§ RECORDS SHOWN:
============

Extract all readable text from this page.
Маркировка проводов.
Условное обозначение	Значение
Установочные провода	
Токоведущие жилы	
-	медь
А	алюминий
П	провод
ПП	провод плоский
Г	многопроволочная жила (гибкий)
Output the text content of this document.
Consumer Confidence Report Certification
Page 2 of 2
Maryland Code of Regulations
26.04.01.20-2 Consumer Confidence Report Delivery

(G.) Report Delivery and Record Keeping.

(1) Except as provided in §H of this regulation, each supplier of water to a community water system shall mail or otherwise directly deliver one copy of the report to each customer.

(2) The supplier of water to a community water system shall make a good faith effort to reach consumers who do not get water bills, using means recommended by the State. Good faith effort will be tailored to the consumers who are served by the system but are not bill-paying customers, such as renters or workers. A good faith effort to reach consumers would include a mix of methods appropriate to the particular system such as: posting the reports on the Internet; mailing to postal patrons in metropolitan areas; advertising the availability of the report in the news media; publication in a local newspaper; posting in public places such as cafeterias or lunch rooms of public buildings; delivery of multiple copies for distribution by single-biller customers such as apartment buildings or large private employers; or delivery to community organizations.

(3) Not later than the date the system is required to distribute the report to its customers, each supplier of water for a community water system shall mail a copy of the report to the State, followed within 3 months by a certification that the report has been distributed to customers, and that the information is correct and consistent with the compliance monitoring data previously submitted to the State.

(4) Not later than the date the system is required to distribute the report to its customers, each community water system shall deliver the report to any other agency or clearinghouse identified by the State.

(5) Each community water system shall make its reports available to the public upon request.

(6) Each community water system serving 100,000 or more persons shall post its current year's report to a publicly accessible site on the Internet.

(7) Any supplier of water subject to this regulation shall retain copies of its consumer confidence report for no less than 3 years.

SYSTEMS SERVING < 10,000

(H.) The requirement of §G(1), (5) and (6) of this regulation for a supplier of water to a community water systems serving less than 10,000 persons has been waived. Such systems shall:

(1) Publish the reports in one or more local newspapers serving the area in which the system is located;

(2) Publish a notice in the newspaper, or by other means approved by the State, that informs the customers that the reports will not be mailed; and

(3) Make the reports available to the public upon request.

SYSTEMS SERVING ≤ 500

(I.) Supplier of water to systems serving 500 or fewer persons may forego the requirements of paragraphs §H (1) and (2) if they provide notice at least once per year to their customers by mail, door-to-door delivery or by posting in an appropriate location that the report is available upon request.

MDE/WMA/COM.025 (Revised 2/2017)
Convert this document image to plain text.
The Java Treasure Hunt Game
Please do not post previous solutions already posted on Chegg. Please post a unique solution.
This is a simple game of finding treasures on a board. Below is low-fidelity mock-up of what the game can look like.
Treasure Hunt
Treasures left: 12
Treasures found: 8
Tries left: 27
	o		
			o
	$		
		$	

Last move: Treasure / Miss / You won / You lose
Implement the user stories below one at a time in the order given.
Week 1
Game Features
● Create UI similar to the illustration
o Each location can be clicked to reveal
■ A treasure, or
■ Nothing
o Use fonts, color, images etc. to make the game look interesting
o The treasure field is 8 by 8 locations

============

§ INSTRUCTIONS FOR THE TASK:
Produce an exact copy of every entry above.

§ SOLUTION TO THE PROBLEM:
Extract all readable text from this page.
Маркировка проводов.
Условное обозначение	Значение
Установочные провода	
Токоведущие жилы	
-	медь
А	алюминий
П	провод
ПП	провод плоский
Г	многопроволочная жила (гибкий)
Output the text content of this document.
Consumer Confidence Report Certification
Page 2 of 2
Maryland Code of Regulations
26.04.01.20-2 Consumer Confidence Report Delivery

(G.) Report Delivery and Record Keeping.

(1) Except as provided in §H of this regulation, each supplier of water to a community water system shall mail or otherwise directly deliver one copy of the report to each customer.

(2) The supplier of water to a community water system shall make a good faith effort to reach consumers who do not get water bills, using means recommended by the State. Good faith effort will be tailored to the consumers who are served by the system but are not bill-paying customers, such as renters or workers. A good faith effort to reach consumers would include a mix of methods appropriate to the particular system such as: posting the reports on the Internet; mailing to postal patrons in metropolitan areas; advertising the availability of the report in the news media; publication in a local newspaper; posting in public places such as cafeterias or lunch rooms of public buildings; delivery of multiple copies for distribution by single-biller customers such as apartment buildings or large private employers; or delivery to community organizations.

(3) Not later than the date the system is required to distribute the report to its customers, each supplier of water for a community water system shall mail a copy of the report to the State, followed within 3 months by a certification that the report has been distributed to customers, and that the information is correct and consistent with the compliance monitoring data previously submitted to the State.

(4) Not later than the date the system is required to distribute the report to its customers, each community water system shall deliver the report to any other agency or clearinghouse identified by the State.

(5) Each community water system shall make its reports available to the public upon request.

(6) Each community water system serving 100,000 or more persons shall post its current year's report to a publicly accessible site on the Internet.

(7) Any supplier of water subject to this regulation shall retain copies of its consumer confidence report for no less than 3 years.

SYSTEMS SERVING < 10,000

(H.) The requirement of §G(1), (5) and (6) of this regulation for a supplier of water to a community water systems serving less than 10,000 persons has been waived. Such systems shall:

(1) Publish the reports in one or more local newspapers serving the area in which the system is located;

(2) Publish a notice in the newspaper, or by other means approved by the State, that informs the customers that the reports will not be mailed; and

(3) Make the reports available to the public upon request.

SYSTEMS SERVING ≤ 500

(I.) Supplier of water to systems serving 500 or fewer persons may forego the requirements of paragraphs §H (1) and (2) if they provide notice at least once per year to their customers by mail, door-to-door delivery or by posting in an appropriate location that the report is available upon request.

MDE/WMA/COM.025 (Revised 2/2017)
Convert this document image to plain text.
The Java Treasure Hunt Game
Please do not post previous solutions already posted on Chegg. Please post a unique solution.
This is a simple game of finding treasures on a board. Below is low-fidelity mock-up of what the game can look like.
Treasure Hunt
Treasures left: 12
Treasures found: 8
Tries left: 27
	o		
			o
	$		
		$	

Last move: Treasure / Miss / You won / You lose
Implement the user stories below one at a time in the order given.
Week 1
Game Features
● Create UI similar to the illustration
o Each location can be clicked to reveal
■ A treasure, or
■ Nothing
o Use fonts, color, images etc. to make the game look interesting
o The treasure field is 8 by 8 locations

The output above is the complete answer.